--- Document section Enclosed Below ---
(Joshua Paladino, Headline USA) Two government-funded studies concluded that being around sick children and catching the common cold may lower the chances that adults develop severe illness from COVID-19, CNBC reported.
Both studies appeared in the Proceedings of the National Academy of Sciences of the United States of America, the official scientific journal of the National Academy of Sciences.
The first paper, released in August, found that adults without young children had “significantly higher rates of COVID-19 hospitalization and hospitalization requiring ICU admission, compared to those with children aged 0–5.”
For those without young children, COVID-19 became as much as 50% more severe.
Adults “without identifiable household exposure to children based on health insurance enrollment had a 27% higher rate of COVID-19 hospitalization and a 49% higher rate of COVID-19 hospitalization requiring ICU admission.”
The second paper, published in November, discovered a significant relationship between exposure to common coronaviruses and a decreased risk of contracting COVID-19. The study looked at a population of Veterans Affairs patients.
Patients who tested positive for a common coronavirus from February 2020 to February 2021 were 80 to 90 percent less likely to contract COVID-19.
--- End of Enclosed Document section ---
--- Record excerpts Enclosed Below ---
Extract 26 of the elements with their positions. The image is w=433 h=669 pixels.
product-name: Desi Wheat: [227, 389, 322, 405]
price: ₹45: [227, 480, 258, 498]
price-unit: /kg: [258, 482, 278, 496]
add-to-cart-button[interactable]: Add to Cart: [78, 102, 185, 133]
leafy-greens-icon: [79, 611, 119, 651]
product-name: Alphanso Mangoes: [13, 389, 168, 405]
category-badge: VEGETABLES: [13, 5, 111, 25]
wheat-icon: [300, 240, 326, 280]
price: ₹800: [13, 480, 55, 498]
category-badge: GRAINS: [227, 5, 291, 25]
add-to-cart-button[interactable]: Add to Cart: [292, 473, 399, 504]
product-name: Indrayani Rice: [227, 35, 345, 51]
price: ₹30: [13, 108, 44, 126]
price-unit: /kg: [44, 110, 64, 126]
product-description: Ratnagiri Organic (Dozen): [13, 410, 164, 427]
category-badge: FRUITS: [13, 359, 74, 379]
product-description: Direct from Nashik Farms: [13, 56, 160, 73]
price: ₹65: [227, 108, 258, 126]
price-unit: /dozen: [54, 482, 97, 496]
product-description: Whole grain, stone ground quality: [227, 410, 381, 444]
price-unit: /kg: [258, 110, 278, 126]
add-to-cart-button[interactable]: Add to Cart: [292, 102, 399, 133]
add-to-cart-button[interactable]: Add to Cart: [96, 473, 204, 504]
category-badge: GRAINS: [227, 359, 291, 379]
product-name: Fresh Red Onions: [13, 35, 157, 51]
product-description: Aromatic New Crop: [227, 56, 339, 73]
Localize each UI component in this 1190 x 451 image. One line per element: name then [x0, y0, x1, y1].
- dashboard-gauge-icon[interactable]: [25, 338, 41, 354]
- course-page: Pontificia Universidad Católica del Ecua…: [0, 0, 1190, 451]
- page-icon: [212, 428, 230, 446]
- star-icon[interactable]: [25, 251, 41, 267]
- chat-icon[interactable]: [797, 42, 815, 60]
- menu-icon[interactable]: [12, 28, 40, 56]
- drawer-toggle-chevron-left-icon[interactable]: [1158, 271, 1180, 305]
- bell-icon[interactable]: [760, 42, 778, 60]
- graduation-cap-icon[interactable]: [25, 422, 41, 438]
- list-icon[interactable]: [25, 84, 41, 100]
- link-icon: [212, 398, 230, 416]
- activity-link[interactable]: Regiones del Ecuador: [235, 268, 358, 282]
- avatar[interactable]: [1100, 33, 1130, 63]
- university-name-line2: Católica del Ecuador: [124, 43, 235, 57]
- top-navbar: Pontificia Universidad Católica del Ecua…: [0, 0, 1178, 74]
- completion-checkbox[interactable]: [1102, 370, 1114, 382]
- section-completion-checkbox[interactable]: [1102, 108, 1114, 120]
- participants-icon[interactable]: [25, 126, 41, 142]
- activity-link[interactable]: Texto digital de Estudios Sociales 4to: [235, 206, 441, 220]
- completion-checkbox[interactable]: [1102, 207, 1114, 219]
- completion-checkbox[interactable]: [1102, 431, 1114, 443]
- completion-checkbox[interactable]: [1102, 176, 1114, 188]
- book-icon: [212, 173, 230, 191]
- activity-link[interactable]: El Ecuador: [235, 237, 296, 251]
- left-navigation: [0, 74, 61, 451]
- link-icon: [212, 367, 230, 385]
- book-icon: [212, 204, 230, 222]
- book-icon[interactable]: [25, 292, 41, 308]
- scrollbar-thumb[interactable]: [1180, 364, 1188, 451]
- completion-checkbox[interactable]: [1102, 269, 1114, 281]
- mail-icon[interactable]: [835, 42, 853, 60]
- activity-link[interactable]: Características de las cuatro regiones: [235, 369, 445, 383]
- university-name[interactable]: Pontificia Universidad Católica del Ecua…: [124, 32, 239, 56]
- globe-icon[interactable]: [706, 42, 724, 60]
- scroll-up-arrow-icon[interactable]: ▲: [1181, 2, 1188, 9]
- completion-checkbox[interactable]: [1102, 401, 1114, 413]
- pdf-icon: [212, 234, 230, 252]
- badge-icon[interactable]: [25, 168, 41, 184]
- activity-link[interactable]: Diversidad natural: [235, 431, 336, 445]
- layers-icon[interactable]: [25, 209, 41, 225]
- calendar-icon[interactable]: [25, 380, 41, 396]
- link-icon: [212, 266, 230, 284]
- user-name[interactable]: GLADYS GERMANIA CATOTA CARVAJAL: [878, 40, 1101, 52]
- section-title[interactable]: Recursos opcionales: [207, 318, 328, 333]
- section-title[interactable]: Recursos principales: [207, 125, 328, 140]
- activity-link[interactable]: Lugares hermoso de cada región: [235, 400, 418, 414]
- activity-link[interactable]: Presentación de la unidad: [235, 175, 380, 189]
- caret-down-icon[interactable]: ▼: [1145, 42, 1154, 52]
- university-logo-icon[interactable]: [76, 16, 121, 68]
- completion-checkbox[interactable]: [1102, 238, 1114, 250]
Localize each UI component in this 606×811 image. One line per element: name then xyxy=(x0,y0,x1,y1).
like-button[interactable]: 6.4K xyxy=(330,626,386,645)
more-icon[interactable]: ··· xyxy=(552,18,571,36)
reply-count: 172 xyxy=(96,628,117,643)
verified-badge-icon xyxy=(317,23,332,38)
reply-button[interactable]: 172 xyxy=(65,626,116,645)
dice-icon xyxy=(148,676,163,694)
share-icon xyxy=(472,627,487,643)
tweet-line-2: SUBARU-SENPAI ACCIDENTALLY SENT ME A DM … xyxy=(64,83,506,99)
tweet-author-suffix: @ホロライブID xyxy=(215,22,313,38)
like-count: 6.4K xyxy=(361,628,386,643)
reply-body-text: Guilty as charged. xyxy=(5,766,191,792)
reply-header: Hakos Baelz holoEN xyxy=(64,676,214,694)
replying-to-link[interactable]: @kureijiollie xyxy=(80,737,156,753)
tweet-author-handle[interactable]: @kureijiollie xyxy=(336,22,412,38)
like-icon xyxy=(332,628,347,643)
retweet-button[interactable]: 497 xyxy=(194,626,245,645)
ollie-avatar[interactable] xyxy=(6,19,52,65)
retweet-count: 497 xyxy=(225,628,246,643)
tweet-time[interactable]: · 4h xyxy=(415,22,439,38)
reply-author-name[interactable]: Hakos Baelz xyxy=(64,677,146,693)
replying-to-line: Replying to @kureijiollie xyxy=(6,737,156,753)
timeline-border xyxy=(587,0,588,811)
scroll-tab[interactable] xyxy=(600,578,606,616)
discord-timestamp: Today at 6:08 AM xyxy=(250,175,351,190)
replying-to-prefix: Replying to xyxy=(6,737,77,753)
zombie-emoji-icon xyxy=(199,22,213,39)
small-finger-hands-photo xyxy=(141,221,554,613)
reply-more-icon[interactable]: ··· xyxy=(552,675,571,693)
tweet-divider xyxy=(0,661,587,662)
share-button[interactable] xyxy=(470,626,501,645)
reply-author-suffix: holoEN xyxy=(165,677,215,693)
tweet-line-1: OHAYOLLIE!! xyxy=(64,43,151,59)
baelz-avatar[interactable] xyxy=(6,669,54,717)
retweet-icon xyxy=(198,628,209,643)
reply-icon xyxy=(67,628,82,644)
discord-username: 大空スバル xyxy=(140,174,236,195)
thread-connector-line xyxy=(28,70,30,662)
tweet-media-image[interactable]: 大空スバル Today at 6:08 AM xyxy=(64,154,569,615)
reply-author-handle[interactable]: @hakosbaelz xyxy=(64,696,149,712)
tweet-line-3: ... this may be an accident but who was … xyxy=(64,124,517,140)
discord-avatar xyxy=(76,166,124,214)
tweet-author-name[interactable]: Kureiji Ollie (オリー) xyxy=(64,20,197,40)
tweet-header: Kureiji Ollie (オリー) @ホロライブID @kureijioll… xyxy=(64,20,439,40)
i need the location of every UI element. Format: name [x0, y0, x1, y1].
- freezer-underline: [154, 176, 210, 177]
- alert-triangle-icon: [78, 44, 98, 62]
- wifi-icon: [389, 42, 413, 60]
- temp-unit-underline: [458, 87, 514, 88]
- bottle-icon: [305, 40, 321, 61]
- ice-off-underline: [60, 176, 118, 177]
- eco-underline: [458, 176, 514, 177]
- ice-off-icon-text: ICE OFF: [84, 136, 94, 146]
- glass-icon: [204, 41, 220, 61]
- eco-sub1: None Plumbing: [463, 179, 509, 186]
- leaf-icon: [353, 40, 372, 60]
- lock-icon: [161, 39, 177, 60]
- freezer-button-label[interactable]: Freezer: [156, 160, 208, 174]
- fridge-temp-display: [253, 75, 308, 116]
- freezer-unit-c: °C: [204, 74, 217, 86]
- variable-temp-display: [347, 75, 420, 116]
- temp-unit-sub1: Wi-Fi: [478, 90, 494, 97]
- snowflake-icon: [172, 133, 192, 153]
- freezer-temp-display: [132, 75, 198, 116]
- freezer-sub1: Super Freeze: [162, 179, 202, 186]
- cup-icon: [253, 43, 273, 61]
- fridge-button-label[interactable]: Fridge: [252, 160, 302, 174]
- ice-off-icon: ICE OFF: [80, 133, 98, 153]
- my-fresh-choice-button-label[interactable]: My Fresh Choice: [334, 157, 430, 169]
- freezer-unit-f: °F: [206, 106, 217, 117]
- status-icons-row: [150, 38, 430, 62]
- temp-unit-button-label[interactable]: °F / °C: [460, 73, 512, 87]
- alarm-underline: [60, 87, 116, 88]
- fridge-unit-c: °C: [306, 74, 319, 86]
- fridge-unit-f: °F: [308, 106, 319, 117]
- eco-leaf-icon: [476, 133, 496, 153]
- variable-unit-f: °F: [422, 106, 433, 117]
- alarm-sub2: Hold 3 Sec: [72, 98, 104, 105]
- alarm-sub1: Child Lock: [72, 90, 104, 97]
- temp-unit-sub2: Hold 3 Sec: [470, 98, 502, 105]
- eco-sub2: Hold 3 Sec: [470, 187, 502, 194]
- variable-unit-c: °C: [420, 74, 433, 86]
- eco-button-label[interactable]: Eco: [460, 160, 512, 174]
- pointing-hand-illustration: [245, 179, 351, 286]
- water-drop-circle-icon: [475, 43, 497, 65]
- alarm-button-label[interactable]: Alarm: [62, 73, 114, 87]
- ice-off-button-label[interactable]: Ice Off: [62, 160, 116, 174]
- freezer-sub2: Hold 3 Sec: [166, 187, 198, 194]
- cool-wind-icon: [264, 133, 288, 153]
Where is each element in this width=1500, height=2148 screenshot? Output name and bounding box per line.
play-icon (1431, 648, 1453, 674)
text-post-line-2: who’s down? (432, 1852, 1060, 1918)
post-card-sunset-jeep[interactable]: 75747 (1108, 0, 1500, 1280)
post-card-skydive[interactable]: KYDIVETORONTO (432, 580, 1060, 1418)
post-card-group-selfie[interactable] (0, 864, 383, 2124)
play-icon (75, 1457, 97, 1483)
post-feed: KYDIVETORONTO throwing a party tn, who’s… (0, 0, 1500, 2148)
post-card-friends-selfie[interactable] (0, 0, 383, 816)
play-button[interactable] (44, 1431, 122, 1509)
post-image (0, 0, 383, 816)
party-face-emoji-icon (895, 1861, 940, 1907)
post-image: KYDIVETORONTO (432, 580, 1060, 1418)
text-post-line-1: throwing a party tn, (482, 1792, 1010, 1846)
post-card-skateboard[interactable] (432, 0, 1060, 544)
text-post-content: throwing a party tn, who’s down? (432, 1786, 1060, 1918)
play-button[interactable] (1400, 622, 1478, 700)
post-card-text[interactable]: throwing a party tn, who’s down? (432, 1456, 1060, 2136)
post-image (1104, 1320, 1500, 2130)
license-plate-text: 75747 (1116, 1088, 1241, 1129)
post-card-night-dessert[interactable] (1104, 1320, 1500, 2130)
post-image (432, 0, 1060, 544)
--- End of Enclosed Record excerpts ---
• [Exercise set]
1 > In the article on the COVID-19 studies, which patient population did the second paper look at?
2 > Please continue the article on the COVID-19 studies from where it stops.
The dataset entries are separate material, apart from the article on the COVID-19 studies.

• [Answers by item number]
1 > Veterans Affairs patients.

2 >
The studies confirm a few ideas that lockdown ideologues refuse to acknowledge.
Seasonal illnesses confirm immunity-boosting properties and should not be avoided through extended lockdowns and isolation, and sick children help spread cross-immunity that protects adults from more severe illness.
“The authors theorize that this protection may be due to higher rates of coronavirus immunity conferred by recent exposure to and subsequent infection with other human coronaviruses,” according to the November study.
The two studies shed light on the “tripledemic” of flu, RSV and COVID-19 that health bureaucrats have warned about for the past few weeks. Perhaps years of isolation, vaccination, and lockdowns did not prepare the people’s immune system for the winter.